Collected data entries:
• • •

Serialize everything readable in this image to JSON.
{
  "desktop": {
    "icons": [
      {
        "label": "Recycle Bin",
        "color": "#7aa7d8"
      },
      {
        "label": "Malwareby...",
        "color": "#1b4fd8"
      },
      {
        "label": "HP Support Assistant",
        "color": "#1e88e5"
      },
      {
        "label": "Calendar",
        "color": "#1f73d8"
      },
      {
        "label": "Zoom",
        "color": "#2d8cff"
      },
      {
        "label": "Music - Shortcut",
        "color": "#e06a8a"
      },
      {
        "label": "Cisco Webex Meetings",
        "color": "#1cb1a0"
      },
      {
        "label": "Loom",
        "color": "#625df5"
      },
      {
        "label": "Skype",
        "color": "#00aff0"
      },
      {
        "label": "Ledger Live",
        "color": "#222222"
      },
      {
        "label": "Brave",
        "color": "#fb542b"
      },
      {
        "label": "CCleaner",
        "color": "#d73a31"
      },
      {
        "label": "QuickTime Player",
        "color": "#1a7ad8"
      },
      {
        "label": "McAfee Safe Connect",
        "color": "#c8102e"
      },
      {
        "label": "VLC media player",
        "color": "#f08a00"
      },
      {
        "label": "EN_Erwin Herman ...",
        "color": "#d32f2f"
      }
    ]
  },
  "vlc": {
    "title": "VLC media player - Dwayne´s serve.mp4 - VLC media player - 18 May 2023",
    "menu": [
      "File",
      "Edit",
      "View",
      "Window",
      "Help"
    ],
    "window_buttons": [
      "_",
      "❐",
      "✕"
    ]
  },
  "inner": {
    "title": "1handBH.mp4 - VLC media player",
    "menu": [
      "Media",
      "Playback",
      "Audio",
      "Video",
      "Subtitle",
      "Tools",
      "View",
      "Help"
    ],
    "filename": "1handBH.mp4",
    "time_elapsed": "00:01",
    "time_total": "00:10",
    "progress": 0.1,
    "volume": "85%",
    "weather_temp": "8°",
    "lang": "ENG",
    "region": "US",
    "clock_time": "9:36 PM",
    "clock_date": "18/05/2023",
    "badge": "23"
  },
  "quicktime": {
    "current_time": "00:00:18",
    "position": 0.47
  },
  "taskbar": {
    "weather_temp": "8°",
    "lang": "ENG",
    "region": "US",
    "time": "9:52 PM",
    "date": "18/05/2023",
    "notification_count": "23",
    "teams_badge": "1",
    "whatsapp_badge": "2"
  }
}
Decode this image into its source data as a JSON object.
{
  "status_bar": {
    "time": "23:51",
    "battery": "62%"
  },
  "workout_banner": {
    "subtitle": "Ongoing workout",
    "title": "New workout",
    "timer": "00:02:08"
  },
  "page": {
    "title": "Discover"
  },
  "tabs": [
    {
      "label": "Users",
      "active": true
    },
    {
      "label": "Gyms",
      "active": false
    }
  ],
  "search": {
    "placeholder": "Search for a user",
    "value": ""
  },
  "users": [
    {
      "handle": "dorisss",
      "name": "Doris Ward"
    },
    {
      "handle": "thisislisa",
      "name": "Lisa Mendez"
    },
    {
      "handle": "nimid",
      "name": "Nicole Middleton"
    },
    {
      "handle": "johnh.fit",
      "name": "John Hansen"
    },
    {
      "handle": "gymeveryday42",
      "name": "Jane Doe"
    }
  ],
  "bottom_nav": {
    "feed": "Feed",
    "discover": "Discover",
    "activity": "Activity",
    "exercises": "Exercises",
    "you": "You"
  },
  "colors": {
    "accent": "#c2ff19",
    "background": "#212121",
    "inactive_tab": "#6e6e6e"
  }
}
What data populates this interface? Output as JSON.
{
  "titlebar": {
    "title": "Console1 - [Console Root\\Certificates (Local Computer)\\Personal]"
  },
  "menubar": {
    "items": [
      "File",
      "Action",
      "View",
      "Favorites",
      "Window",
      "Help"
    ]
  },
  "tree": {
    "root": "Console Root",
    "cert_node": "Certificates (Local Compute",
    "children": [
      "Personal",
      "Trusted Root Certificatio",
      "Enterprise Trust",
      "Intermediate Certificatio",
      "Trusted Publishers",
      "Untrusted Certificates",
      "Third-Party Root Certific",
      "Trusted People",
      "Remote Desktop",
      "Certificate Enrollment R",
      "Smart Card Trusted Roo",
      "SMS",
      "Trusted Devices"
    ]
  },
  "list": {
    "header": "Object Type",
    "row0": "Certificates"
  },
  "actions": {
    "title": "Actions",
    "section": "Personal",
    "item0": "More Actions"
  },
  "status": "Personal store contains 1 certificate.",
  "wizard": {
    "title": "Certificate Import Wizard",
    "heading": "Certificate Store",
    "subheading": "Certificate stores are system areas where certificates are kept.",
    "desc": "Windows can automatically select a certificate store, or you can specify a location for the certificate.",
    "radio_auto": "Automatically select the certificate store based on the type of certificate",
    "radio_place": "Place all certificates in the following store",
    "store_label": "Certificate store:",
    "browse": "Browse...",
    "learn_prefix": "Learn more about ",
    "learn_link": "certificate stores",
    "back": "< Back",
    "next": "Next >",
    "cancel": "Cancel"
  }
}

• • •

Request - Return from the data every line that holds "Local".

Task answer -
    "title": "Console1 - [Console Root\\Certificates (Local Computer)\\Personal]"
    "cert_node": "Certificates (Local Compute",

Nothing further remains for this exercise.